** start of RECORDS SHOWN **

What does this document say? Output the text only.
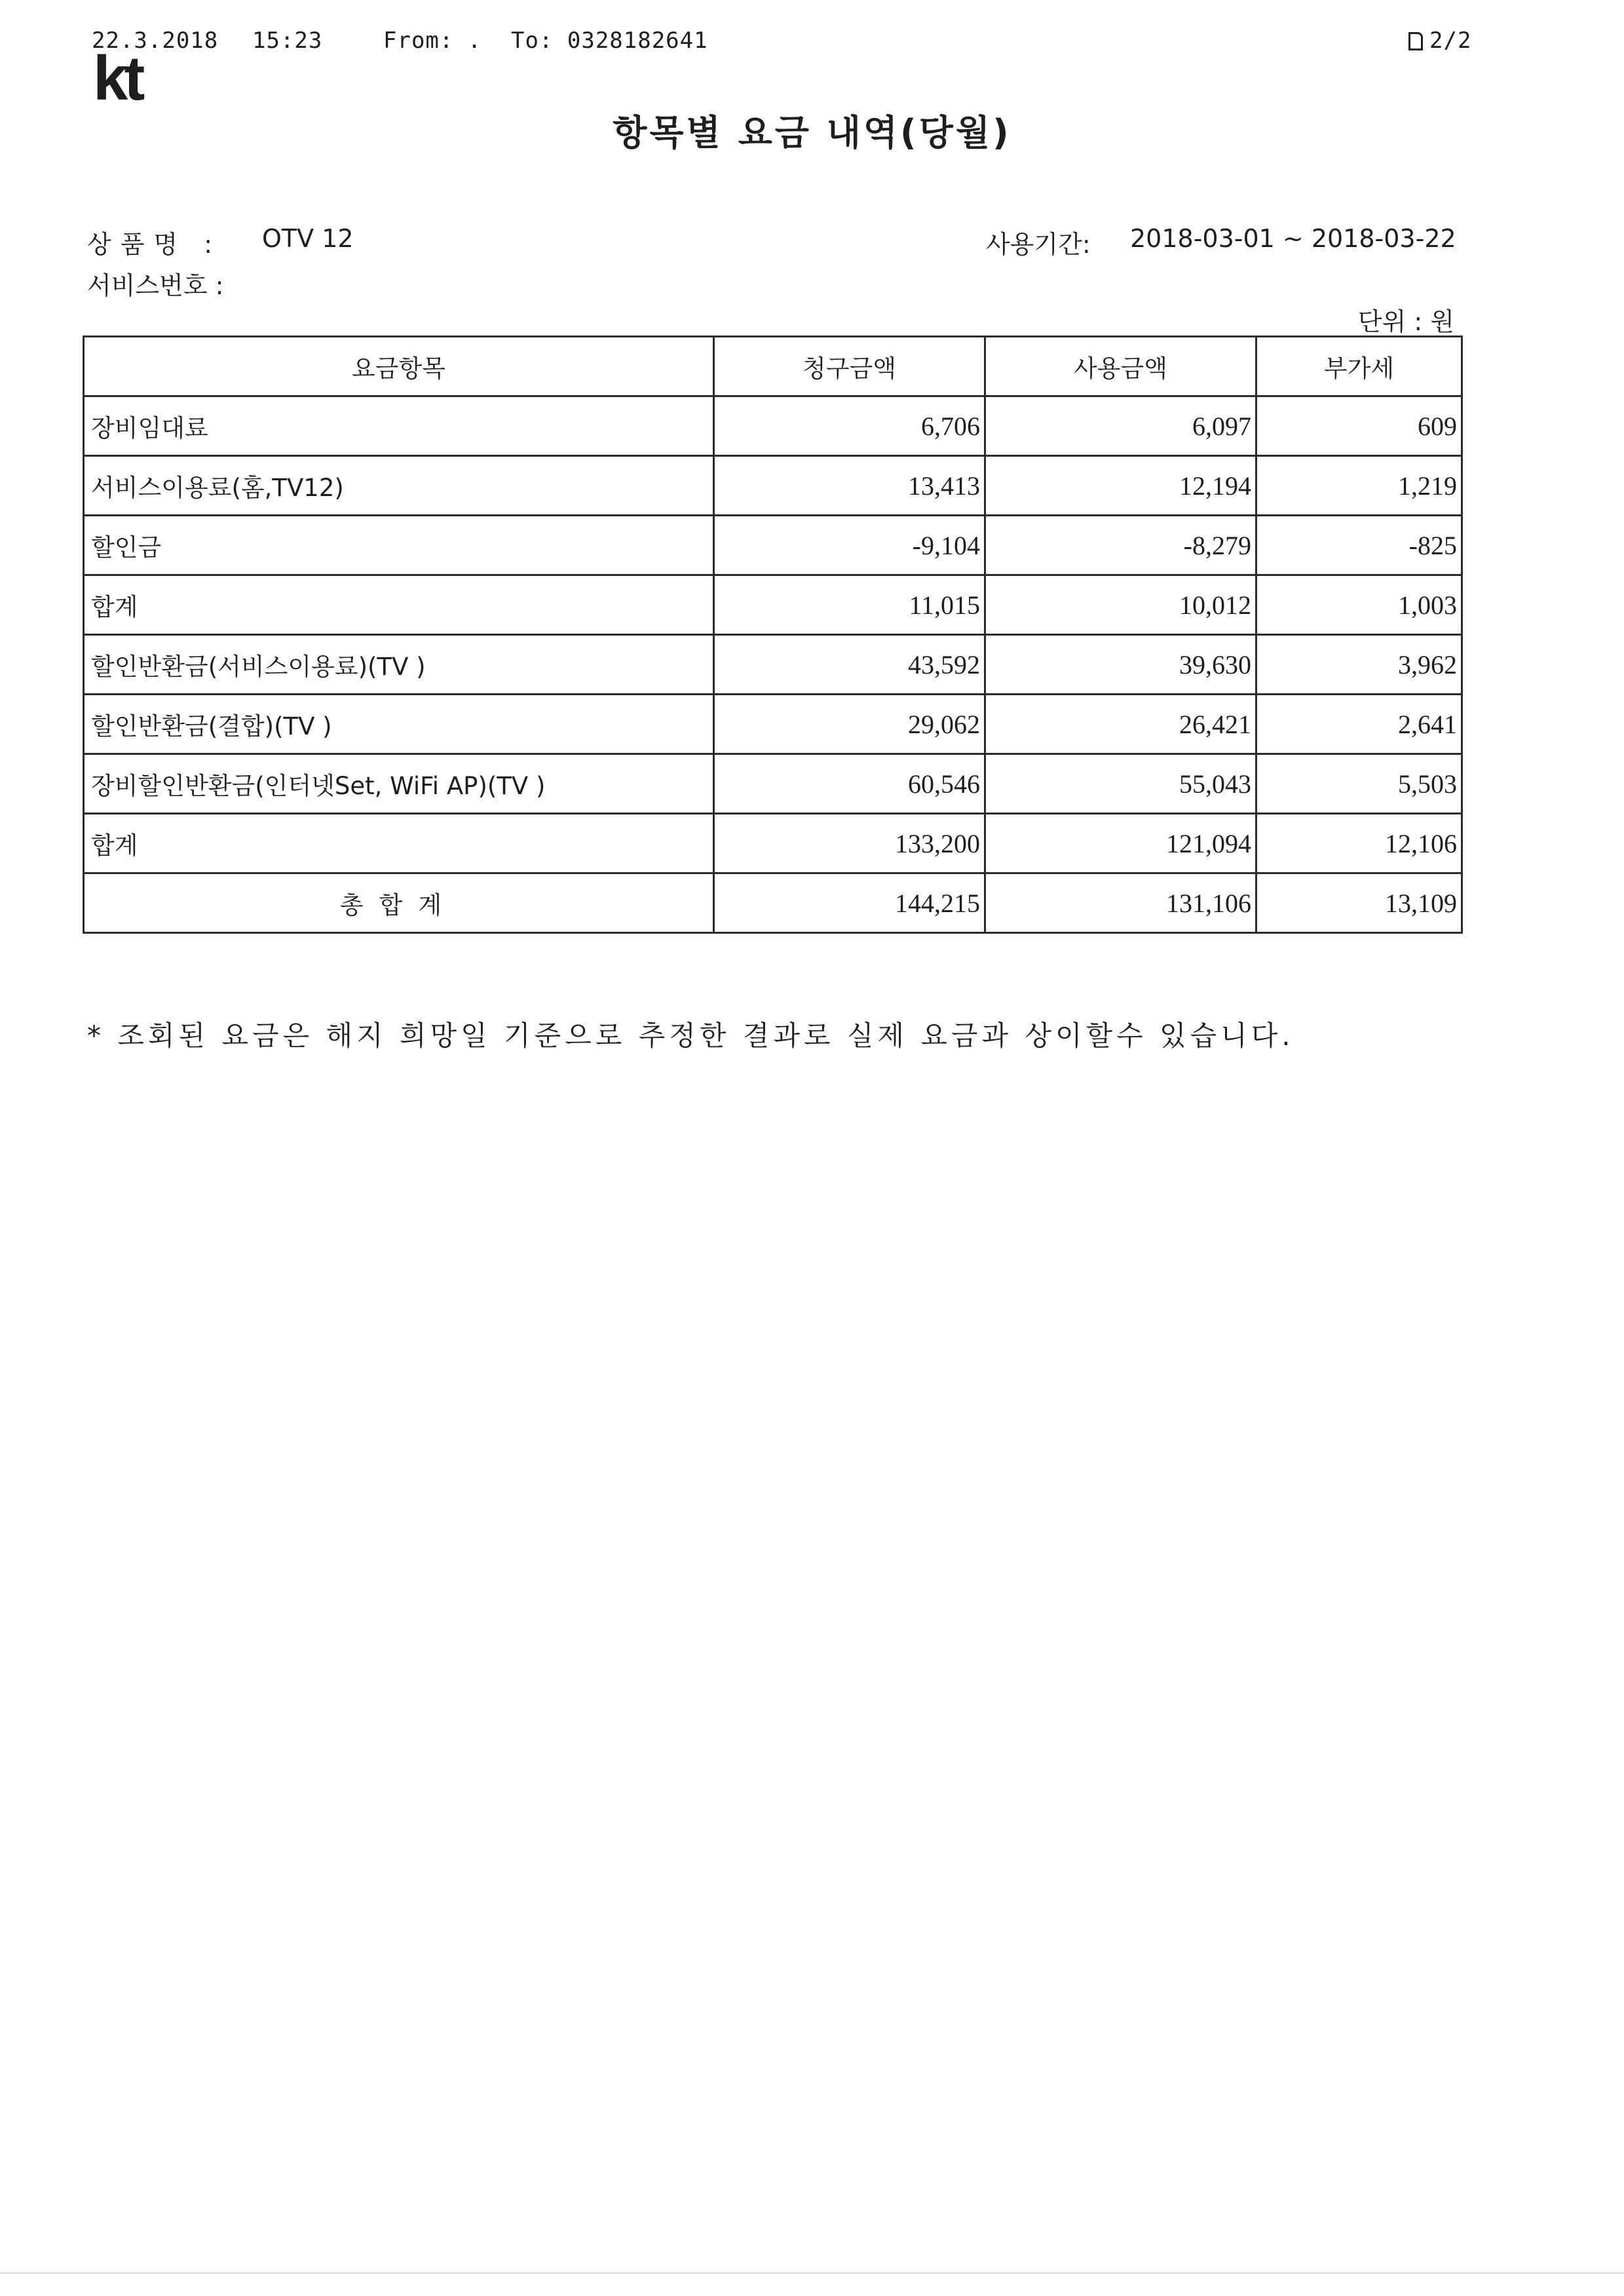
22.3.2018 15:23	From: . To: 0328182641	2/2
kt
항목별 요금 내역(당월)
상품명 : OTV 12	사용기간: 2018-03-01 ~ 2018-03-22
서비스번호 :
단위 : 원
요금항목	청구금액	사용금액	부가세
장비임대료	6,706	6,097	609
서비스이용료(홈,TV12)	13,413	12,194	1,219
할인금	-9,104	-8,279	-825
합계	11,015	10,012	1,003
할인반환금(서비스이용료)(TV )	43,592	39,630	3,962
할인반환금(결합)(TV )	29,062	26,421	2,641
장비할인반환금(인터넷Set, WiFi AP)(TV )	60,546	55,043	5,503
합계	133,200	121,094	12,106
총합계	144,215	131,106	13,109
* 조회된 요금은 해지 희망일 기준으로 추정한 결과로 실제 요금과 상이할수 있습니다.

** end of RECORDS SHOWN **
** start of RECORDS SHOWN **

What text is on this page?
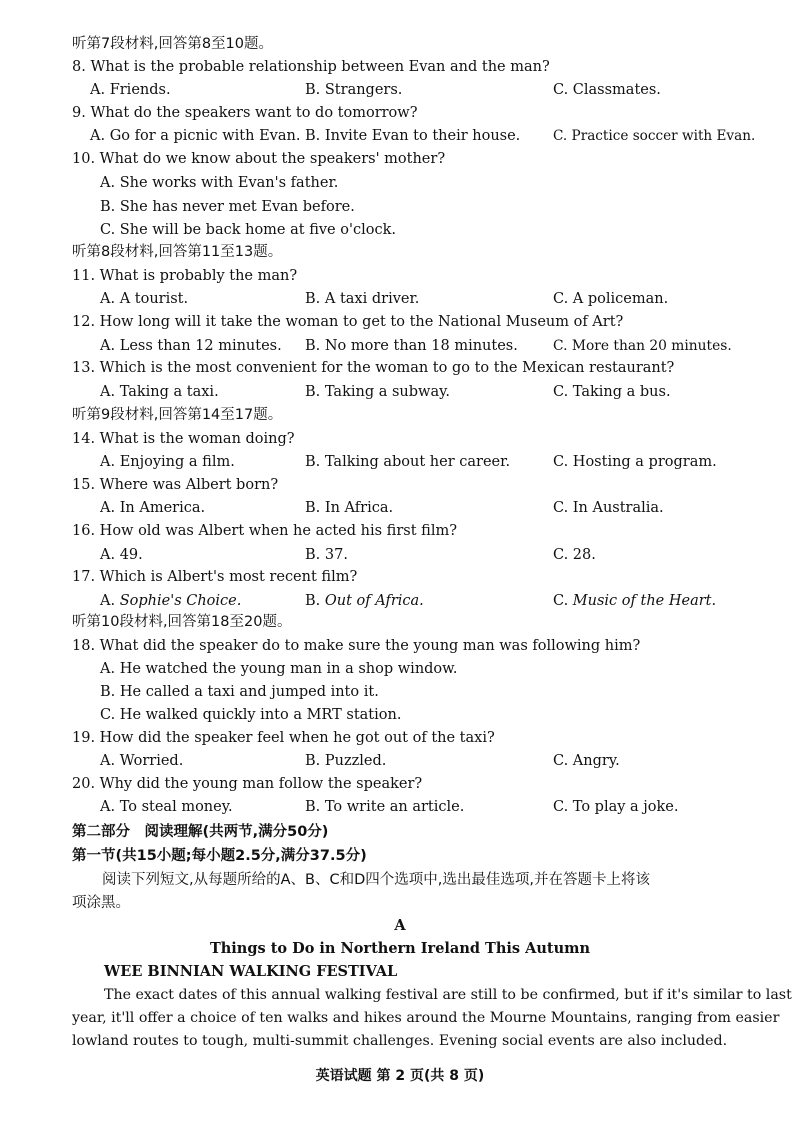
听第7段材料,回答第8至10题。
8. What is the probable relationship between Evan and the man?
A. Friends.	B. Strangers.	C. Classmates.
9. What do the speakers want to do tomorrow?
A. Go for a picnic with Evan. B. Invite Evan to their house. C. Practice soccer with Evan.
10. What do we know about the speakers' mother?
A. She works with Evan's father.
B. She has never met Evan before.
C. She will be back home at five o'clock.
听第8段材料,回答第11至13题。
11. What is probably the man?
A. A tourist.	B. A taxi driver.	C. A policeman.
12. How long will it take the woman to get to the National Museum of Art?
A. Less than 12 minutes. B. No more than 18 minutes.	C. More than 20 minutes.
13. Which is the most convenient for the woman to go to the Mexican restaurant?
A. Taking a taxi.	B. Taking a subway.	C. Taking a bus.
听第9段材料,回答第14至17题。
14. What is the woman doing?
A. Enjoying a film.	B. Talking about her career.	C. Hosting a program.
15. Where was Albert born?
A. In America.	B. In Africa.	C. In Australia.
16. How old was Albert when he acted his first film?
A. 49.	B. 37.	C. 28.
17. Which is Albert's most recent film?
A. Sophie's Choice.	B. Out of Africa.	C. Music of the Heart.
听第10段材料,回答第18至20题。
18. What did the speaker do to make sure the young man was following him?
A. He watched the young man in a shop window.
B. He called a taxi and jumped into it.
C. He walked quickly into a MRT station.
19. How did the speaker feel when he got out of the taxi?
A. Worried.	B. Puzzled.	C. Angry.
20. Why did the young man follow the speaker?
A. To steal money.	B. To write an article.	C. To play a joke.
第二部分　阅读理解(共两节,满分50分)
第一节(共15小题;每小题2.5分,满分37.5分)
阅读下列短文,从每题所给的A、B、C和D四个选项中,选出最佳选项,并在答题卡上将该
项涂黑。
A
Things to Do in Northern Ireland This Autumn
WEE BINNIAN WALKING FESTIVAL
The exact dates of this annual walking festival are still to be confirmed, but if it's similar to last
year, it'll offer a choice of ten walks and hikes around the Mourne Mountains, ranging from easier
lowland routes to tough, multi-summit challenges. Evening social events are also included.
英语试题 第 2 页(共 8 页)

** end of RECORDS SHOWN **

> **EXERCISE REQUIREMENTS**: Work out how many lines of the listing above include the word "about". Report only the number.

> **COMPLETED TASK**: 2